## Exercise prompt
Report only the number of lines in this material that include the string "realm".

************

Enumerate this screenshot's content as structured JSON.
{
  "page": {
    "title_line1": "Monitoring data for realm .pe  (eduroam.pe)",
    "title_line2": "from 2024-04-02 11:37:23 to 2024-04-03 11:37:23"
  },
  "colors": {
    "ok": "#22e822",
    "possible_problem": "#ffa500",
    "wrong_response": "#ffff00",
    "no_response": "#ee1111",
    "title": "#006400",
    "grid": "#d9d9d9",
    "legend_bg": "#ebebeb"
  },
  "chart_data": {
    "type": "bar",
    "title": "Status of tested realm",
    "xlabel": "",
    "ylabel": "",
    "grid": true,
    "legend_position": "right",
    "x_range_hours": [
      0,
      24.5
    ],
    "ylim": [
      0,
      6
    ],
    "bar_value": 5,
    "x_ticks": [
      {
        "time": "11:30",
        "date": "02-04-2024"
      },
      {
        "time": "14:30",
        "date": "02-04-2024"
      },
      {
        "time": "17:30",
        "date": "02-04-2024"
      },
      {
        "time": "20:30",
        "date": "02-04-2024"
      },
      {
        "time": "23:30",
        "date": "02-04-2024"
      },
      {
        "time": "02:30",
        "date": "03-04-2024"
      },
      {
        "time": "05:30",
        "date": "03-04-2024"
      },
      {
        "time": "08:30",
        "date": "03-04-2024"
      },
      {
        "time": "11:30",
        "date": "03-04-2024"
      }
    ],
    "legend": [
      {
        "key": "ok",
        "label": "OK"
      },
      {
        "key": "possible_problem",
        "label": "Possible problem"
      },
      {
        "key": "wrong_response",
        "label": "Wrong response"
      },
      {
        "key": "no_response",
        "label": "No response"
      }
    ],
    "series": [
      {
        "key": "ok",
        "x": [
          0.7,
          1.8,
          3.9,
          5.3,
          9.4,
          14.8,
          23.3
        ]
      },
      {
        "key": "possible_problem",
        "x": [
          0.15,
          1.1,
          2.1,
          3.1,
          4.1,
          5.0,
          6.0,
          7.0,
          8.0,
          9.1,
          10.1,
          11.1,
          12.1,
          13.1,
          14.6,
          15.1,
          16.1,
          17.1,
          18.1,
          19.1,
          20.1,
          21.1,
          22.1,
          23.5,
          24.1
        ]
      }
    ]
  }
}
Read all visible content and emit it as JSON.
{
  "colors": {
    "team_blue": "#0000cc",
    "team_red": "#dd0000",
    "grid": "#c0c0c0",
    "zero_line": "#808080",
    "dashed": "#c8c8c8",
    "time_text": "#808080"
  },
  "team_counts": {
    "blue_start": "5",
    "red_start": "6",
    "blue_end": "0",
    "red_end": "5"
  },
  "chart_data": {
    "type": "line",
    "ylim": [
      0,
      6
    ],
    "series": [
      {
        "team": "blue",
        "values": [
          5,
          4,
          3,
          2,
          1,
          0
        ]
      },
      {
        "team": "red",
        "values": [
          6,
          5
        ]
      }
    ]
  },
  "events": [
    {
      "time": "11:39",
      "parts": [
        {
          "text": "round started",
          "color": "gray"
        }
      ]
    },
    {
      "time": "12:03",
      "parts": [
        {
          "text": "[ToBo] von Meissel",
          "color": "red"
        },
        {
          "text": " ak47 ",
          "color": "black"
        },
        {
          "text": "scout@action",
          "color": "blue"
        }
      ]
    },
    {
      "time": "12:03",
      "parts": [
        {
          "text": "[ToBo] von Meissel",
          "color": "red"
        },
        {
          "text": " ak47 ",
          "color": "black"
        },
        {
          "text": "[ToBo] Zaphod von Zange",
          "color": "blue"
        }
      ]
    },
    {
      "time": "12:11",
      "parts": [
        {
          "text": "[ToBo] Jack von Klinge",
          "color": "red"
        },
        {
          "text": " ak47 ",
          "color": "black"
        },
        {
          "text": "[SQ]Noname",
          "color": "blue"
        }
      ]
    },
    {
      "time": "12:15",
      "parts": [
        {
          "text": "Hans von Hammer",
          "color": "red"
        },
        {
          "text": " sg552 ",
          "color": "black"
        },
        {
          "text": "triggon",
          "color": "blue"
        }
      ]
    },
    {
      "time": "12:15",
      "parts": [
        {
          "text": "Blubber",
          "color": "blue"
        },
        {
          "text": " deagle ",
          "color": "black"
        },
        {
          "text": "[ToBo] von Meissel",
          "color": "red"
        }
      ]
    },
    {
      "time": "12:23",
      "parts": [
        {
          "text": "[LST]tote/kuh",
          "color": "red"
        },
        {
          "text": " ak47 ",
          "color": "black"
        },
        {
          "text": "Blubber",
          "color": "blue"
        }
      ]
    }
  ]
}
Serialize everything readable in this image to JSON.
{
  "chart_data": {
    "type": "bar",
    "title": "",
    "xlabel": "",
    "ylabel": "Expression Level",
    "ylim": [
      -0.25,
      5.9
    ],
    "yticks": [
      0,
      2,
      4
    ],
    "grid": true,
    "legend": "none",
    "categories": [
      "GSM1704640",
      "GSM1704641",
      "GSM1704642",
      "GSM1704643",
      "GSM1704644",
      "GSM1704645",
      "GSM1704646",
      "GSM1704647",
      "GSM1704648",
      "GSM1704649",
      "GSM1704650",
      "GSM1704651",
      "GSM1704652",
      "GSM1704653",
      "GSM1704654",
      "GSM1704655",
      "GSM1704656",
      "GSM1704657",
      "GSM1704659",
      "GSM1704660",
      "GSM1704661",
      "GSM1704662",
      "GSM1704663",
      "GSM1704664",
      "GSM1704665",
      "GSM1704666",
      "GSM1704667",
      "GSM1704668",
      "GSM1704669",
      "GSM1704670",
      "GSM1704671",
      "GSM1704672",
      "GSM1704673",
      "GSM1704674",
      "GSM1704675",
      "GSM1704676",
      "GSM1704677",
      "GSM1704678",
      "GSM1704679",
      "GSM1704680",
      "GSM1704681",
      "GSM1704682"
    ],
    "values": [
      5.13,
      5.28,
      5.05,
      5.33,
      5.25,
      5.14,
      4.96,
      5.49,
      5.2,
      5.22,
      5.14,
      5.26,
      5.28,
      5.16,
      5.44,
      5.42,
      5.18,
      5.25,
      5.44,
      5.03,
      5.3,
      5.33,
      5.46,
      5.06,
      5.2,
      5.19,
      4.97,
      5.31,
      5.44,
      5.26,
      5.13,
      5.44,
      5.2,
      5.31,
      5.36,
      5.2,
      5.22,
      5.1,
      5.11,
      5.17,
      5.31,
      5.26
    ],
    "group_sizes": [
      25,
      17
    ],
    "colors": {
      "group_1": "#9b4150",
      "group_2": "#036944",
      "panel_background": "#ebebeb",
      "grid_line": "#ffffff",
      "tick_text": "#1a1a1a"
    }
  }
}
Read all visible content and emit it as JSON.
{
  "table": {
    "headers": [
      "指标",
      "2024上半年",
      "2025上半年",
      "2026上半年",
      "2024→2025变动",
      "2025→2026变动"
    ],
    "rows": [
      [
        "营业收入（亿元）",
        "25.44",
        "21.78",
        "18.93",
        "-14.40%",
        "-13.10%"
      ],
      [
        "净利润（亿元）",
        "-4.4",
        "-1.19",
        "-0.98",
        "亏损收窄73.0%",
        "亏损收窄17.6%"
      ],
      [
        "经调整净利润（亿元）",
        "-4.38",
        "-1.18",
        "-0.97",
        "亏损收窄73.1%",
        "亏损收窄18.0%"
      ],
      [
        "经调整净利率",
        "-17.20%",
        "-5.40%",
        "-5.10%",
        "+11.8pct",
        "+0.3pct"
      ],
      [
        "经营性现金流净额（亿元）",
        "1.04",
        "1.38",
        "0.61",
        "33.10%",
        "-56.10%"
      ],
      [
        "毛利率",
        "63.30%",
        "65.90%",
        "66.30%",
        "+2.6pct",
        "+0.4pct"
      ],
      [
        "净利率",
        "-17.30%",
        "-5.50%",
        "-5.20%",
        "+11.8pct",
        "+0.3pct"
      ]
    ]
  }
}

************

## Output for this task
2